• **INPUT DATA**
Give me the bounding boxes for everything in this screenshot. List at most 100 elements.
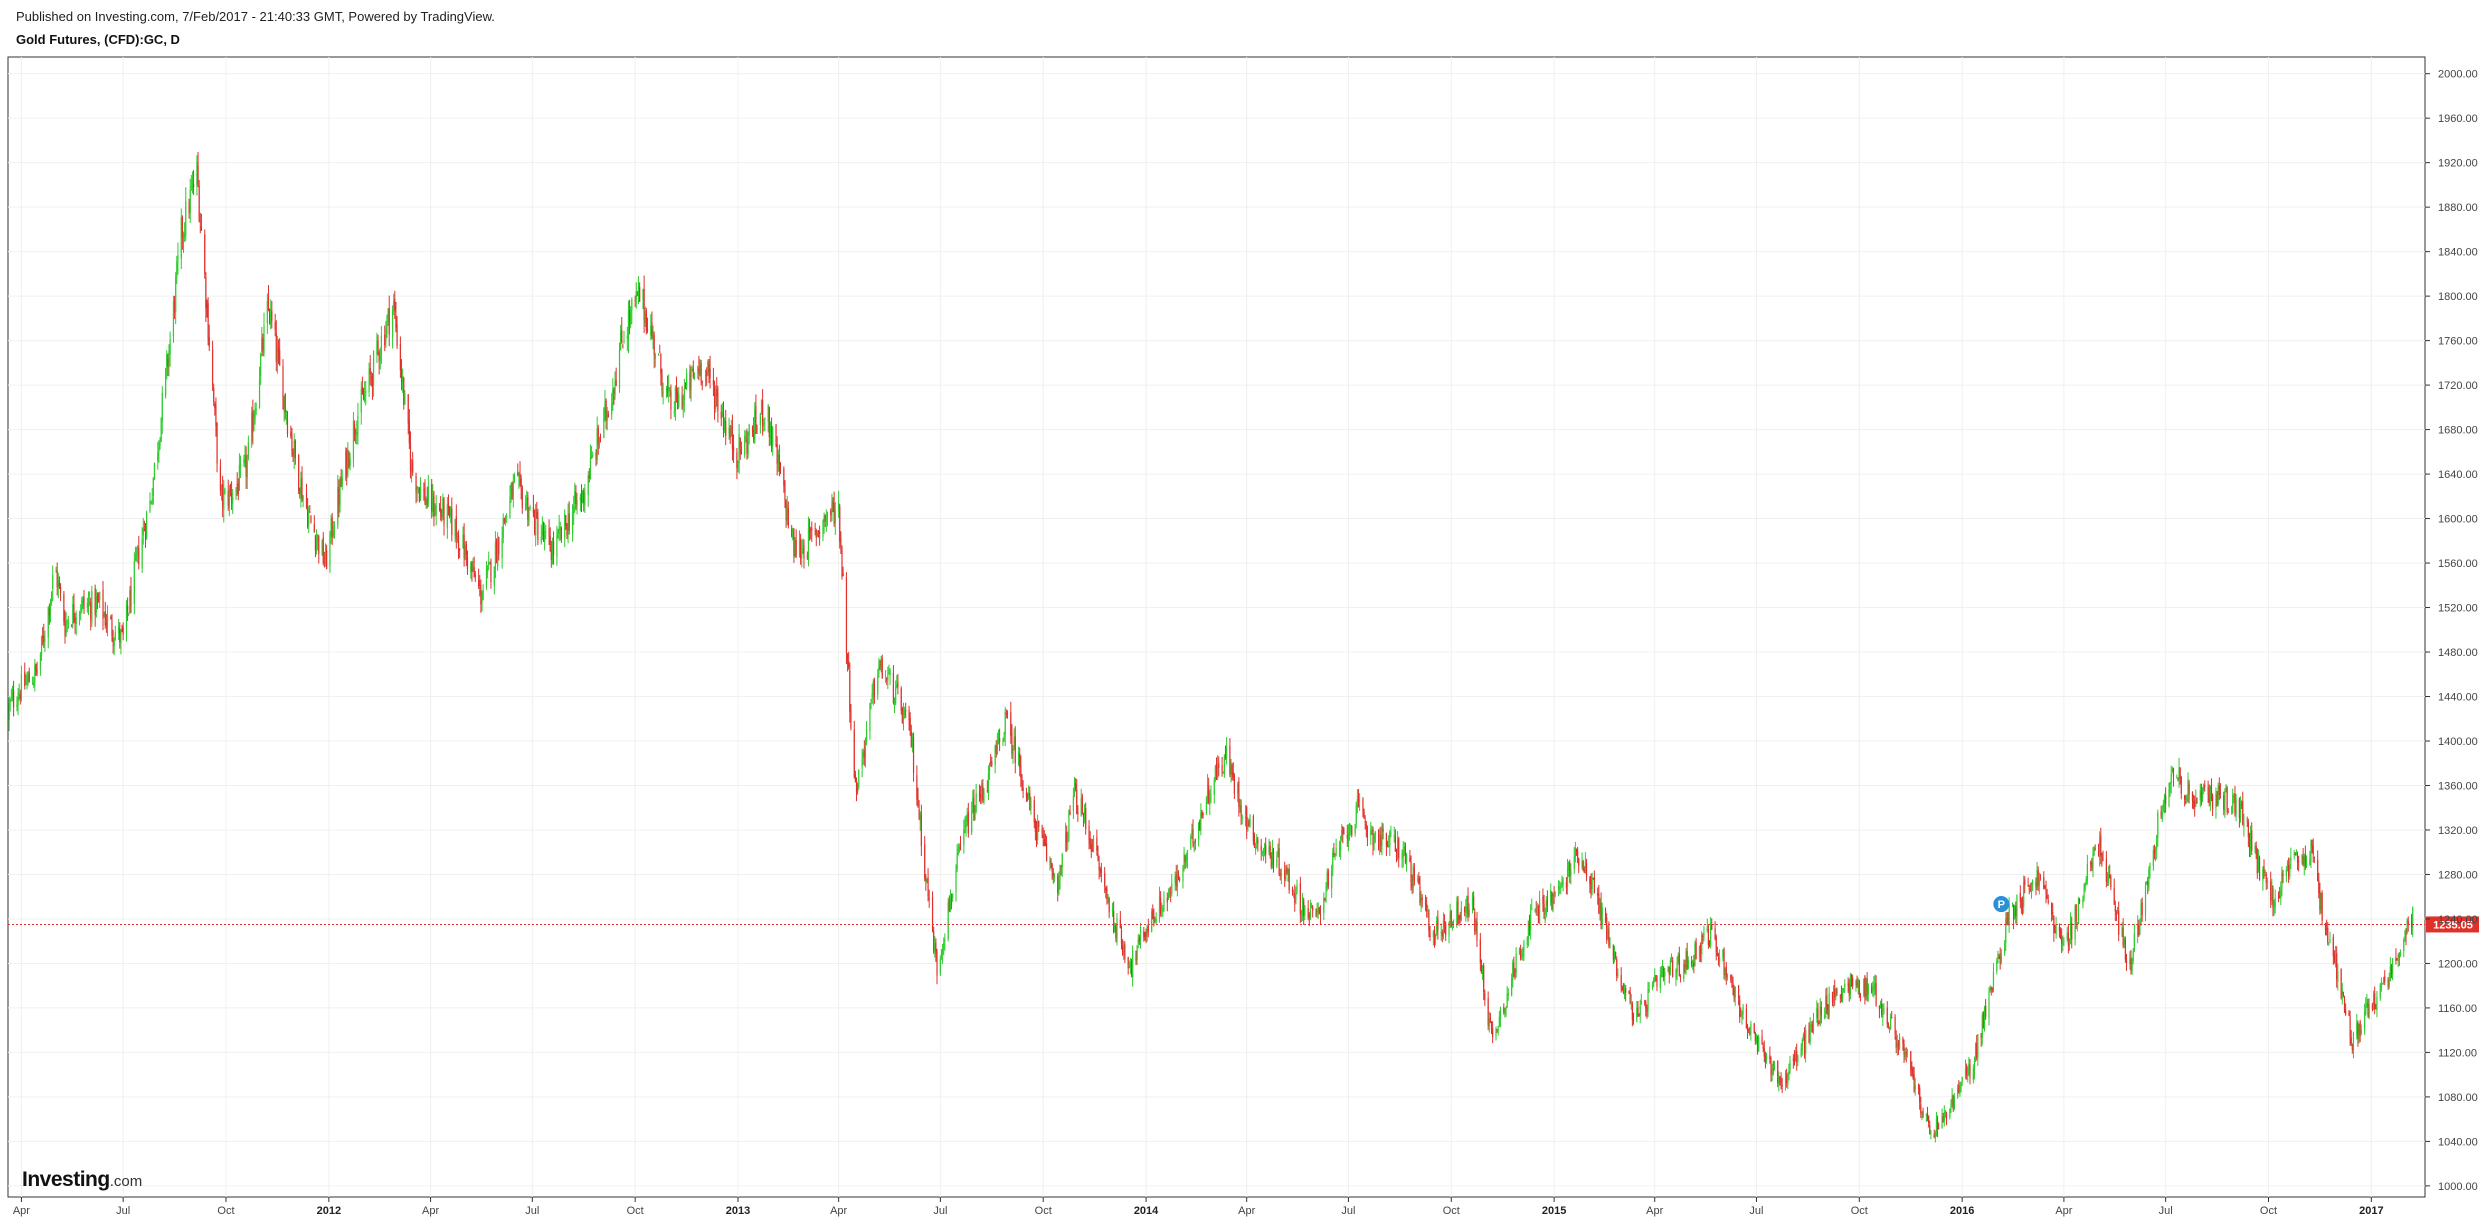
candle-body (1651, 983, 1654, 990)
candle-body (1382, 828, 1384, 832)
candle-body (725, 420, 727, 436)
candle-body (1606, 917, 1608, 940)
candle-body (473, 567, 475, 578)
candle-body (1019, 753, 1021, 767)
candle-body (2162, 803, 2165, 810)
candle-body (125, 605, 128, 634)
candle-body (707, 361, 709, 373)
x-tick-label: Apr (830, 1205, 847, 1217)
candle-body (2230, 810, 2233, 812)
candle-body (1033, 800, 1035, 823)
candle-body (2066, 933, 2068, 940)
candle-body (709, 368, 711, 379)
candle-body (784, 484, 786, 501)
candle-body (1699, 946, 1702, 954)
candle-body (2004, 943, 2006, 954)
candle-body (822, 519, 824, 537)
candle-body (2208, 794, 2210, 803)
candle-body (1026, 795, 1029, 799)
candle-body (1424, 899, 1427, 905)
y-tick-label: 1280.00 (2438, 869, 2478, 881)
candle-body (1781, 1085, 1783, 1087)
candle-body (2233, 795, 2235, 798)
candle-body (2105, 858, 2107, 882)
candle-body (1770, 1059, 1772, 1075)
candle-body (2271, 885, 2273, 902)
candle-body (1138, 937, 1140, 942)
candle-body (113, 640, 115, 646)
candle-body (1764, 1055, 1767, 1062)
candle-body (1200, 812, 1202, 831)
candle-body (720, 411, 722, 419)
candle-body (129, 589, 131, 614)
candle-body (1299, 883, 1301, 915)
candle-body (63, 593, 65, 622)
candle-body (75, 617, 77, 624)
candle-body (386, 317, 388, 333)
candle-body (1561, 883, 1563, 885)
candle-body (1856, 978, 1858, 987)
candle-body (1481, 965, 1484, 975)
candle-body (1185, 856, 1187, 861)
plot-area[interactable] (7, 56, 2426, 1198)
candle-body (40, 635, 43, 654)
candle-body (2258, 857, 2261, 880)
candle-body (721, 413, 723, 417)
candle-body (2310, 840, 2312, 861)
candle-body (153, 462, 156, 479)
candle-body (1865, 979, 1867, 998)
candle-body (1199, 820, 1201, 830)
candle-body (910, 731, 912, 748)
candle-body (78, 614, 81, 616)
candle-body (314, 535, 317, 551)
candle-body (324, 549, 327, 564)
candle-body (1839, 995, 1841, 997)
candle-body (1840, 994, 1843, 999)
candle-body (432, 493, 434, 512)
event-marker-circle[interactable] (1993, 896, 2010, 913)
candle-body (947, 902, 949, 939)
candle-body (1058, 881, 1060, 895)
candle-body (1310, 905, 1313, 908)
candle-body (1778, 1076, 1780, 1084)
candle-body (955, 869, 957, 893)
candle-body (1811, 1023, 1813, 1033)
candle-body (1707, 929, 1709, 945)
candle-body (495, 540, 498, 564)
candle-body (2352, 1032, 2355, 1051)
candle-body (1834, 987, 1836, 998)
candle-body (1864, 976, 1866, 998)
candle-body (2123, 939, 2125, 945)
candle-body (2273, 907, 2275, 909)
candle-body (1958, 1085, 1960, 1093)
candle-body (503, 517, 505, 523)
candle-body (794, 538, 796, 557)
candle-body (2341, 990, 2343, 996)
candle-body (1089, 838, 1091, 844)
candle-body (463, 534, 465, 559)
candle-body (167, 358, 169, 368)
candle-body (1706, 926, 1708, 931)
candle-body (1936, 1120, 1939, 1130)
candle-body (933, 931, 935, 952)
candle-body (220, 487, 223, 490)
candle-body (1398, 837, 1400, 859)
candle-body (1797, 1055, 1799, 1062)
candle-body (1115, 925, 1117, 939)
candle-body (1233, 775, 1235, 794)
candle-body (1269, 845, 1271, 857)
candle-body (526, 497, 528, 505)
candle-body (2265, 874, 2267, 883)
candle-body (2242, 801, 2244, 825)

• **WRITTEN REQUEST**
Pull out every line of the records above that contains the string "tick", and copy each one in full.

• **FULL SOLUTION**
x-tick-label: Apr (830, 1205, 847, 1217)
y-tick-label: 1280.00 (2438, 869, 2478, 881)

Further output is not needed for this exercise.